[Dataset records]
# # # #
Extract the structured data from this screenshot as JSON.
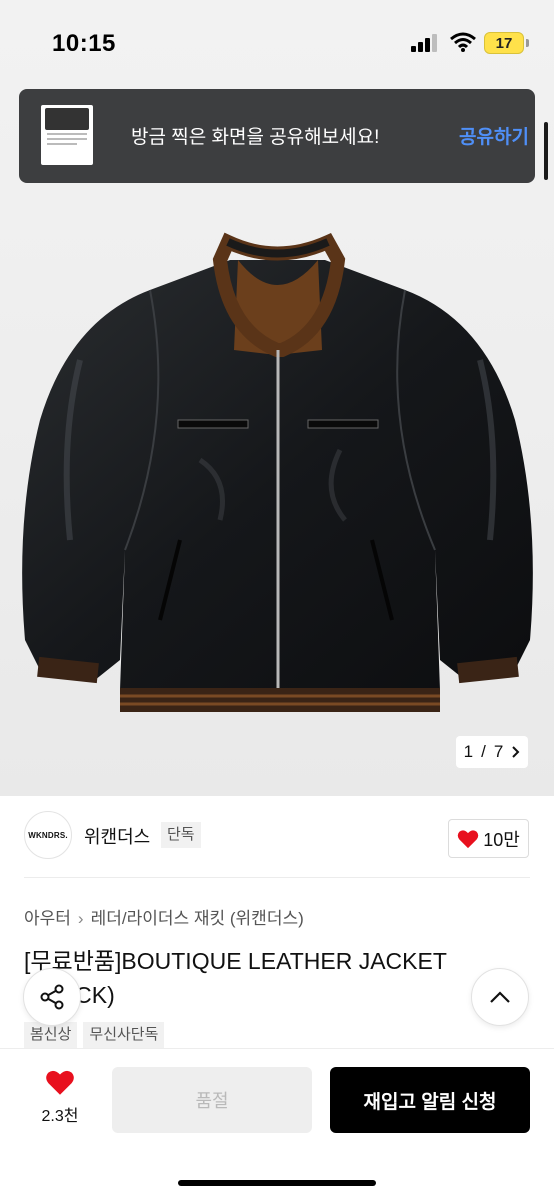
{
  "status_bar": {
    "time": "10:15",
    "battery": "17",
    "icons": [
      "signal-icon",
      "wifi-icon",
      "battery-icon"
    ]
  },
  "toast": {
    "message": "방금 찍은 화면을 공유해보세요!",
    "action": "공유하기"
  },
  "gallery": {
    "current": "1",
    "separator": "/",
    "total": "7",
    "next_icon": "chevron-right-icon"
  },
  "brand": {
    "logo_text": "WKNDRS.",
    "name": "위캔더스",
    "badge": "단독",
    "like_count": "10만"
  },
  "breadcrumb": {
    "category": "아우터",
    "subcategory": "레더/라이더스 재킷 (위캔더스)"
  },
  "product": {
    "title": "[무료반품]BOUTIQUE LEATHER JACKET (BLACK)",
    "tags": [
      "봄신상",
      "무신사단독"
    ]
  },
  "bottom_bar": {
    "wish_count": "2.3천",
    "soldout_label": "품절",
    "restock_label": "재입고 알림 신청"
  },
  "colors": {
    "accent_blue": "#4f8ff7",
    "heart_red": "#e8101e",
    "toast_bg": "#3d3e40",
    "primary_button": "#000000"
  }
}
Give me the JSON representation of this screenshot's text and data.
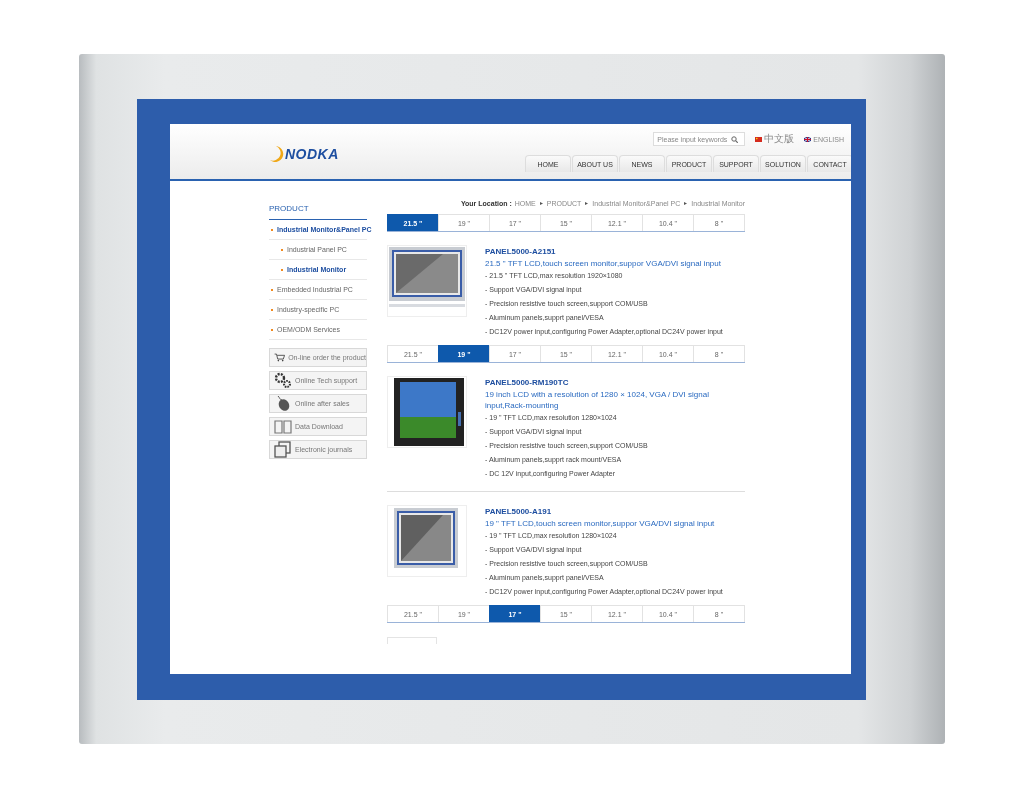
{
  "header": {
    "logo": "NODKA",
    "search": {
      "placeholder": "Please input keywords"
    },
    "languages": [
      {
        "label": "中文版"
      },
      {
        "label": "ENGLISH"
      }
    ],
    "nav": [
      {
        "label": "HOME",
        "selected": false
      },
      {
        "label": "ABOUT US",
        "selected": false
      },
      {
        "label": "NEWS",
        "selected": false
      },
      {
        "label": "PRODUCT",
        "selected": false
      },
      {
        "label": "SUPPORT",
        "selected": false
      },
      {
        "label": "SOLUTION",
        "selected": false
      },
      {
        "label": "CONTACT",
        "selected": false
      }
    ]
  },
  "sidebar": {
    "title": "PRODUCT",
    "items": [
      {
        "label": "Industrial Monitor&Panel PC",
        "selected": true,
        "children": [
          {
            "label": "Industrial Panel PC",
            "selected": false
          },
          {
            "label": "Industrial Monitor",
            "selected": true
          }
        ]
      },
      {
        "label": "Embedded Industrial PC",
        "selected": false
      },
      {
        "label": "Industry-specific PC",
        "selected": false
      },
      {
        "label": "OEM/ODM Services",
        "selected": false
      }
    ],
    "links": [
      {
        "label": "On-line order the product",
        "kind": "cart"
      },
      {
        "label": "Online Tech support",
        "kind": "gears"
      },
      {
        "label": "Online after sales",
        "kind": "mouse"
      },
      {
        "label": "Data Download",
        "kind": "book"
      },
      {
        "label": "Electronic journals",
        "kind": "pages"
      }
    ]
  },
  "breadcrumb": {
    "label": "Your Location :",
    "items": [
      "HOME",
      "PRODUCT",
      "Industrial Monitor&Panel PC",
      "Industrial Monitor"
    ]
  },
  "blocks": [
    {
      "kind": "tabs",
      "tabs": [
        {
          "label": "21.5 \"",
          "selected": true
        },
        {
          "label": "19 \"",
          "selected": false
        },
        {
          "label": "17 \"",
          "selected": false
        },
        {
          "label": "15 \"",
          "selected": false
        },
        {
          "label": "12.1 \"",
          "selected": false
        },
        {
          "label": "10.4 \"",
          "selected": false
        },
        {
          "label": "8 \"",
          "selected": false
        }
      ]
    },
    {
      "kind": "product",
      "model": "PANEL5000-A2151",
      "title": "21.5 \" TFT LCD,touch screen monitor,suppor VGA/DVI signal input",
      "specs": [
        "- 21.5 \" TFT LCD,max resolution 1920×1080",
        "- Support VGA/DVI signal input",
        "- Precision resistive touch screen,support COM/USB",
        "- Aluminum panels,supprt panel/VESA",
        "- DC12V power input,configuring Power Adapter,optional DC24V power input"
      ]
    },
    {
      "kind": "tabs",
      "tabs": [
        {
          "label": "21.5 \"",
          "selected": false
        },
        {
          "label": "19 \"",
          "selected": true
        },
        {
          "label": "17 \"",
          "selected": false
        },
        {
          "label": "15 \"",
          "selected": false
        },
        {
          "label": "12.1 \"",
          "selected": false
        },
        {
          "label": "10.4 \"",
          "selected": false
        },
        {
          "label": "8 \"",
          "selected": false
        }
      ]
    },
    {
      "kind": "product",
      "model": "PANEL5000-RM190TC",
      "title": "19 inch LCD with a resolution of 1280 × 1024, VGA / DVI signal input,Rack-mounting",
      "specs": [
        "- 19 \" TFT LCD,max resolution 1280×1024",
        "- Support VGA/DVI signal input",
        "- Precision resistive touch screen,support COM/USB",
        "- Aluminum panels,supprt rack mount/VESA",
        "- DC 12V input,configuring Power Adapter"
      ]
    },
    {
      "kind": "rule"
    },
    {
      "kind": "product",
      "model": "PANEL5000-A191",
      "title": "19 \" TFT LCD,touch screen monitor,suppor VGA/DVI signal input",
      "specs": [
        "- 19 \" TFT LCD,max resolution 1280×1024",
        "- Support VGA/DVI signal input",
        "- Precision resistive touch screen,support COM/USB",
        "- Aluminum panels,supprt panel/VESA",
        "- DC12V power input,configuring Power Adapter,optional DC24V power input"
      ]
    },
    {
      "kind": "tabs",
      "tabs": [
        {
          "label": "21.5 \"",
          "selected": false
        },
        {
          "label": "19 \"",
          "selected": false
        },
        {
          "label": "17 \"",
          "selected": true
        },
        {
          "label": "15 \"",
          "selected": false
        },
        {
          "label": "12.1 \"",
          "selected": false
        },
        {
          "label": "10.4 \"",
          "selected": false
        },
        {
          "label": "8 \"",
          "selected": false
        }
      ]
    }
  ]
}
# # # #
■ WHAT NEEDS TO BE DONE
Reproduce the entries above without change, omitting all pictures.

■ RESULT OF THIS TASK
Extract the structured data from this screenshot as JSON.
{
  "status_bar": {
    "time": "10:15",
    "battery": "17",
    "icons": [
      "signal-icon",
      "wifi-icon",
      "battery-icon"
    ]
  },
  "toast": {
    "message": "방금 찍은 화면을 공유해보세요!",
    "action": "공유하기"
  },
  "gallery": {
    "current": "1",
    "separator": "/",
    "total": "7",
    "next_icon": "chevron-right-icon"
  },
  "brand": {
    "logo_text": "WKNDRS.",
    "name": "위캔더스",
    "badge": "단독",
    "like_count": "10만"
  },
  "breadcrumb": {
    "category": "아우터",
    "subcategory": "레더/라이더스 재킷 (위캔더스)"
  },
  "product": {
    "title": "[무료반품]BOUTIQUE LEATHER JACKET (BLACK)",
    "tags": [
      "봄신상",
      "무신사단독"
    ]
  },
  "bottom_bar": {
    "wish_count": "2.3천",
    "soldout_label": "품절",
    "restock_label": "재입고 알림 신청"
  },
  "colors": {
    "accent_blue": "#4f8ff7",
    "heart_red": "#e8101e",
    "toast_bg": "#3d3e40",
    "primary_button": "#000000"
  }
}
Give me the JSON representation of this screenshot's text and data.
{
  "header": {
    "logo": "NODKA",
    "search": {
      "placeholder": "Please input keywords"
    },
    "languages": [
      {
        "label": "中文版"
      },
      {
        "label": "ENGLISH"
      }
    ],
    "nav": [
      {
        "label": "HOME",
        "selected": false
      },
      {
        "label": "ABOUT US",
        "selected": false
      },
      {
        "label": "NEWS",
        "selected": false
      },
      {
        "label": "PRODUCT",
        "selected": false
      },
      {
        "label": "SUPPORT",
        "selected": false
      },
      {
        "label": "SOLUTION",
        "selected": false
      },
      {
        "label": "CONTACT",
        "selected": false
      }
    ]
  },
  "sidebar": {
    "title": "PRODUCT",
    "items": [
      {
        "label": "Industrial Monitor&Panel PC",
        "selected": true,
        "children": [
          {
            "label": "Industrial Panel PC",
            "selected": false
          },
          {
            "label": "Industrial Monitor",
            "selected": true
          }
        ]
      },
      {
        "label": "Embedded Industrial PC",
        "selected": false
      },
      {
        "label": "Industry-specific PC",
        "selected": false
      },
      {
        "label": "OEM/ODM Services",
        "selected": false
      }
    ],
    "links": [
      {
        "label": "On-line order the product",
        "kind": "cart"
      },
      {
        "label": "Online Tech support",
        "kind": "gears"
      },
      {
        "label": "Online after sales",
        "kind": "mouse"
      },
      {
        "label": "Data Download",
        "kind": "book"
      },
      {
        "label": "Electronic journals",
        "kind": "pages"
      }
    ]
  },
  "breadcrumb": {
    "label": "Your Location :",
    "items": [
      "HOME",
      "PRODUCT",
      "Industrial Monitor&Panel PC",
      "Industrial Monitor"
    ]
  },
  "blocks": [
    {
      "kind": "tabs",
      "tabs": [
        {
          "label": "21.5 \"",
          "selected": true
        },
        {
          "label": "19 \"",
          "selected": false
        },
        {
          "label": "17 \"",
          "selected": false
        },
        {
          "label": "15 \"",
          "selected": false
        },
        {
          "label": "12.1 \"",
          "selected": false
        },
        {
          "label": "10.4 \"",
          "selected": false
        },
        {
          "label": "8 \"",
          "selected": false
        }
      ]
    },
    {
      "kind": "product",
      "model": "PANEL5000-A2151",
      "title": "21.5 \" TFT LCD,touch screen monitor,suppor VGA/DVI signal input",
      "specs": [
        "- 21.5 \" TFT LCD,max resolution 1920×1080",
        "- Support VGA/DVI signal input",
        "- Precision resistive touch screen,support COM/USB",
        "- Aluminum panels,supprt panel/VESA",
        "- DC12V power input,configuring Power Adapter,optional DC24V power input"
      ]
    },
    {
      "kind": "tabs",
      "tabs": [
        {
          "label": "21.5 \"",
          "selected": false
        },
        {
          "label": "19 \"",
          "selected": true
        },
        {
          "label": "17 \"",
          "selected": false
        },
        {
          "label": "15 \"",
          "selected": false
        },
        {
          "label": "12.1 \"",
          "selected": false
        },
        {
          "label": "10.4 \"",
          "selected": false
        },
        {
          "label": "8 \"",
          "selected": false
        }
      ]
    },
    {
      "kind": "product",
      "model": "PANEL5000-RM190TC",
      "title": "19 inch LCD with a resolution of 1280 × 1024, VGA / DVI signal input,Rack-mounting",
      "specs": [
        "- 19 \" TFT LCD,max resolution 1280×1024",
        "- Support VGA/DVI signal input",
        "- Precision resistive touch screen,support COM/USB",
        "- Aluminum panels,supprt rack mount/VESA",
        "- DC 12V input,configuring Power Adapter"
      ]
    },
    {
      "kind": "rule"
    },
    {
      "kind": "product",
      "model": "PANEL5000-A191",
      "title": "19 \" TFT LCD,touch screen monitor,suppor VGA/DVI signal input",
      "specs": [
        "- 19 \" TFT LCD,max resolution 1280×1024",
        "- Support VGA/DVI signal input",
        "- Precision resistive touch screen,support COM/USB",
        "- Aluminum panels,supprt panel/VESA",
        "- DC12V power input,configuring Power Adapter,optional DC24V power input"
      ]
    },
    {
      "kind": "tabs",
      "tabs": [
        {
          "label": "21.5 \"",
          "selected": false
        },
        {
          "label": "19 \"",
          "selected": false
        },
        {
          "label": "17 \"",
          "selected": true
        },
        {
          "label": "15 \"",
          "selected": false
        },
        {
          "label": "12.1 \"",
          "selected": false
        },
        {
          "label": "10.4 \"",
          "selected": false
        },
        {
          "label": "8 \"",
          "selected": false
        }
      ]
    }
  ]
}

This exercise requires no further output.